• _Data in this exercise_:
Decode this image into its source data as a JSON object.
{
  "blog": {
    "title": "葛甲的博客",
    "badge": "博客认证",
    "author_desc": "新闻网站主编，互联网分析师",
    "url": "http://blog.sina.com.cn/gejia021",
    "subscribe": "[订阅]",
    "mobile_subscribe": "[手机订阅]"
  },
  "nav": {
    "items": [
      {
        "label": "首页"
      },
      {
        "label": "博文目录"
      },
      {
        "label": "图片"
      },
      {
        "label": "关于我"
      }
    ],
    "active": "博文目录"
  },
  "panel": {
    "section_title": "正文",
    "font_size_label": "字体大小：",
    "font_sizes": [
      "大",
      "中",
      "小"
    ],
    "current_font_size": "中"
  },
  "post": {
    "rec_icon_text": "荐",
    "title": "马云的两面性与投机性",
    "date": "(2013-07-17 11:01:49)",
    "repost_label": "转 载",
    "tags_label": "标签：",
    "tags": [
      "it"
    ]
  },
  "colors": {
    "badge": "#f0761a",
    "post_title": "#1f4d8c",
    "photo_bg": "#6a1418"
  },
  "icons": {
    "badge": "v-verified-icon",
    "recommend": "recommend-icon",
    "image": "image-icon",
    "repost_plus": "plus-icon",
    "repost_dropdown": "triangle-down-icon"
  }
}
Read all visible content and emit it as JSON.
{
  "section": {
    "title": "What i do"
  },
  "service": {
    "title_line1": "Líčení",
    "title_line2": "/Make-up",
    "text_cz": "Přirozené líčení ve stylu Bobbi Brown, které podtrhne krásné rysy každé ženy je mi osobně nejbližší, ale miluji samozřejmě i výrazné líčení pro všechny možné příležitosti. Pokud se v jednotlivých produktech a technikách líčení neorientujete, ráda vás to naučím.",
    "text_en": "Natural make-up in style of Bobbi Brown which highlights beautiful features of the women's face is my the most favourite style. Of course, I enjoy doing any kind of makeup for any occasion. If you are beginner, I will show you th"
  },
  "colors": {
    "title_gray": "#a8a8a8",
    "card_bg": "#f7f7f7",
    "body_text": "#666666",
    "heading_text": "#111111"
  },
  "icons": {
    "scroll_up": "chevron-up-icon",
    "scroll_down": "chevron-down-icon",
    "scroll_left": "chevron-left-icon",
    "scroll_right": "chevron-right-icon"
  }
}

• _Exercise directions_: Show the lines that mention the word "down".

• _Written solution_:
    "repost_dropdown": "triangle-down-icon"
    "scroll_down": "chevron-down-icon",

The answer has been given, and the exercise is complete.